Please write the listing below out again exactly, leaving every picture behind.

** Begin DATASET EXTRACT **

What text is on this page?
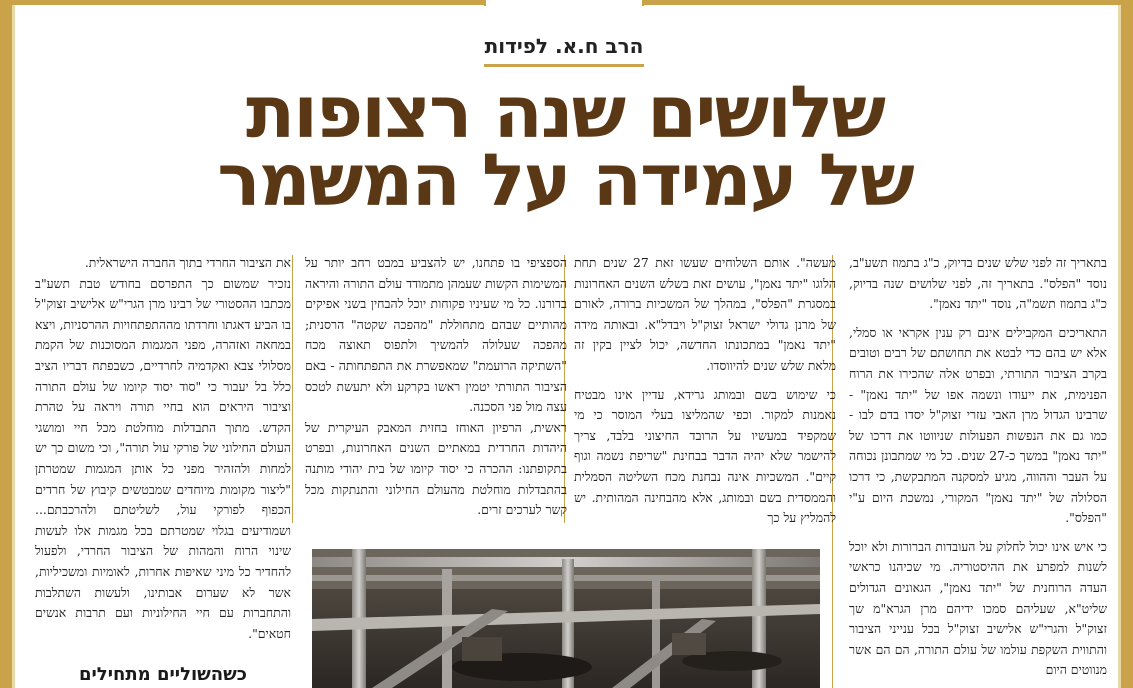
הרב ח.א. לפידות
שלושים שנה רצופות
של עמידה על המשמר

בתאריך זה לפני שלש שנים בדיוק, כ"ג בתמוז תשע"ב, נוסד "הפלס". בתאריך זה, לפני שלושים שנה בדיוק, כ"ג בתמוז תשמ"ה, נוסד "יתד נאמן".

התאריכים המקבילים אינם רק ענין אקראי או סמלי, אלא יש בהם כדי לבטא את תחושתם של רבים וטובים בקרב הציבור התורתי, ובפרט אלה שהכירו את הרוח הפנימית, את ייעודו ונשמה אפו של "יתד נאמן" - שרבינו הגדול מרן האבי עזרי זצוק"ל יסדו בדם לבו - כמו גם את הנפשות הפעולות שניווטו את דרכו של "יתד נאמן" במשך כ-27 שנים. כל מי שמתבונן נכוחה על העבר וההווה, מגיע למסקנה המתבקשת, כי דרכו הסלולה של "יתד נאמן" המקורי, נמשכת היום ע"י "הפלס".

כי איש אינו יכול לחלוק על העובדות הברורות ולא יוכל לשנות למפרע את ההיסטוריה. מי שכיהנו כראשי העדה הרוחנית של "יתד נאמן", הגאונים הגדולים שליט"א, שעליהם סמכו ידיהם מרן הגרא"מ שך זצוק"ל והגרי"ש אלישיב זצוק"ל בכל ענייני הציבור והתווית השקפת עולמו של עולם התורה, הם הם אשר מנווטים היום

מעשה". אותם השלוחים שעשו זאת 27 שנים תחת הלוגו "יתד נאמן", עושים זאת בשלש השנים האחרונות במסגרת "הפלס", במהלך של המשכיות ברורה, לאורם של מרנן גדולי ישראל זצוק"ל ויבדל"א. ובאותה מידה "יתד נאמן" במתכונתו החדשה, יכול לציין בקין זה מלאת שלש שנים להיווסדו.

כי שימוש בשם ובמותג גרידא, עדיין אינו מבטיח נאמנות למקור. וכפי שהמליצו בעלי המוסר כי מי שמקפיד במעשיו על הרובד החיצוני בלבד, צריך להישמר שלא יהיה הדבר בבחינת "שריפת נשמה וגוף קיים". המשכיות אינה נבחנת מכח השליטה הסמלית והממסדית בשם ובמותג, אלא מהבחינה המהותית. יש להמליץ על כך

הספציפי בו פתחנו, יש להצביע במבט רחב יותר על המשימות הקשות שעמהן מתמודד עולם התורה והיראה בדורנו. כל מי שעיניו פקוחות יוכל להבחין בשני אפיקים מהותיים שבהם מתחוללת "מהפכה שקטה" הרסנית; מהפכה שעלולה להמשיך ולתפוס תאוצה מכח "השתיקה הרועמת" שמאפשרת את התפתחותה - באם הציבור התורתי יטמין ראשו בקרקע ולא יתעשת לטכס עצה מול פני הסכנה.

ראשית, הרפיון האוחז בחזית המאבק העיקרית של היהדות החרדית במאתיים השנים האחרונות, ובפרט בתקופתנו: ההכרה כי יסוד קיומו של בית יהודי מותנה בהתבדלות מוחלטת מהעולם החילוני והתנתקות מכל קשר לערכים זרים.

את הציבור החרדי בתוך החברה הישראלית.

נזכיר שמשום כך התפרסם בחודש טבת תשע"ב מכתבו ההסטורי של רבינו מרן הגרי"ש אלישיב זצוק"ל בו הביע דאגתו וחרדתו מההתפתחויות ההרסניות, ויצא במחאה ואזהרה, מפני המגמות המסוכנות של הקמת מסלולי צבא ואקדמיה לחרדיים, כשבפתח דבריו הציב כלל בל יעבור כי "סוד יסוד קיומו של עולם התורה וציבור היראים הוא בחיי תורה ויראה על טהרת הקדש. מתוך התבדלות מוחלטת מכל חיי ומושגי העולם החילוני של פורקי עול תורה", וכי משום כך יש למחות ולהזהיר מפני כל אותן המגמות שמטרתן "ליצור מקומות מיוחדים שמבטשים קיבוץ של חרדים הכפוף לפורקי עול, לשליטתם ולהרכבתם... ושמודיעים בגלוי שמטרתם בכל מגמות אלו לעשות שינוי הרוח והמהות של הציבור החרדי, ולפעול להחדיר כל מיני שאיפות אחרות, לאומיות ומשכיליות, אשר לא שערום אבותינו, ולעשות השתלבות והתחברות עם חיי החילוניות ועם תרבות אנשים חטאים".

כשהשוליים מתחילים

** End DATASET EXTRACT **

## CORRECT RESULT
What text is on this page?
הרב ח.א. לפידות
שלושים שנה רצופות
של עמידה על המשמר

בתאריך זה לפני שלש שנים בדיוק, כ"ג בתמוז תשע"ב, נוסד "הפלס". בתאריך זה, לפני שלושים שנה בדיוק, כ"ג בתמוז תשמ"ה, נוסד "יתד נאמן".

התאריכים המקבילים אינם רק ענין אקראי או סמלי, אלא יש בהם כדי לבטא את תחושתם של רבים וטובים בקרב הציבור התורתי, ובפרט אלה שהכירו את הרוח הפנימית, את ייעודו ונשמה אפו של "יתד נאמן" - שרבינו הגדול מרן האבי עזרי זצוק"ל יסדו בדם לבו - כמו גם את הנפשות הפעולות שניווטו את דרכו של "יתד נאמן" במשך כ-27 שנים. כל מי שמתבונן נכוחה על העבר וההווה, מגיע למסקנה המתבקשת, כי דרכו הסלולה של "יתד נאמן" המקורי, נמשכת היום ע"י "הפלס".

כי איש אינו יכול לחלוק על העובדות הברורות ולא יוכל לשנות למפרע את ההיסטוריה. מי שכיהנו כראשי העדה הרוחנית של "יתד נאמן", הגאונים הגדולים שליט"א, שעליהם סמכו ידיהם מרן הגרא"מ שך זצוק"ל והגרי"ש אלישיב זצוק"ל בכל ענייני הציבור והתווית השקפת עולמו של עולם התורה, הם הם אשר מנווטים היום

מעשה". אותם השלוחים שעשו זאת 27 שנים תחת הלוגו "יתד נאמן", עושים זאת בשלש השנים האחרונות במסגרת "הפלס", במהלך של המשכיות ברורה, לאורם של מרנן גדולי ישראל זצוק"ל ויבדל"א. ובאותה מידה "יתד נאמן" במתכונתו החדשה, יכול לציין בקין זה מלאת שלש שנים להיווסדו.

כי שימוש בשם ובמותג גרידא, עדיין אינו מבטיח נאמנות למקור. וכפי שהמליצו בעלי המוסר כי מי שמקפיד במעשיו על הרובד החיצוני בלבד, צריך להישמר שלא יהיה הדבר בבחינת "שריפת נשמה וגוף קיים". המשכיות אינה נבחנת מכח השליטה הסמלית והממסדית בשם ובמותג, אלא מהבחינה המהותית. יש להמליץ על כך

הספציפי בו פתחנו, יש להצביע במבט רחב יותר על המשימות הקשות שעמהן מתמודד עולם התורה והיראה בדורנו. כל מי שעיניו פקוחות יוכל להבחין בשני אפיקים מהותיים שבהם מתחוללת "מהפכה שקטה" הרסנית; מהפכה שעלולה להמשיך ולתפוס תאוצה מכח "השתיקה הרועמת" שמאפשרת את התפתחותה - באם הציבור התורתי יטמין ראשו בקרקע ולא יתעשת לטכס עצה מול פני הסכנה.

ראשית, הרפיון האוחז בחזית המאבק העיקרית של היהדות החרדית במאתיים השנים האחרונות, ובפרט בתקופתנו: ההכרה כי יסוד קיומו של בית יהודי מותנה בהתבדלות מוחלטת מהעולם החילוני והתנתקות מכל קשר לערכים זרים.

את הציבור החרדי בתוך החברה הישראלית.

נזכיר שמשום כך התפרסם בחודש טבת תשע"ב מכתבו ההסטורי של רבינו מרן הגרי"ש אלישיב זצוק"ל בו הביע דאגתו וחרדתו מההתפתחויות ההרסניות, ויצא במחאה ואזהרה, מפני המגמות המסוכנות של הקמת מסלולי צבא ואקדמיה לחרדיים, כשבפתח דבריו הציב כלל בל יעבור כי "סוד יסוד קיומו של עולם התורה וציבור היראים הוא בחיי תורה ויראה על טהרת הקדש. מתוך התבדלות מוחלטת מכל חיי ומושגי העולם החילוני של פורקי עול תורה", וכי משום כך יש למחות ולהזהיר מפני כל אותן המגמות שמטרתן "ליצור מקומות מיוחדים שמבטשים קיבוץ של חרדים הכפוף לפורקי עול, לשליטתם ולהרכבתם... ושמודיעים בגלוי שמטרתם בכל מגמות אלו לעשות שינוי הרוח והמהות של הציבור החרדי, ולפעול להחדיר כל מיני שאיפות אחרות, לאומיות ומשכיליות, אשר לא שערום אבותינו, ולעשות השתלבות והתחברות עם חיי החילוניות ועם תרבות אנשים חטאים".

כשהשוליים מתחילים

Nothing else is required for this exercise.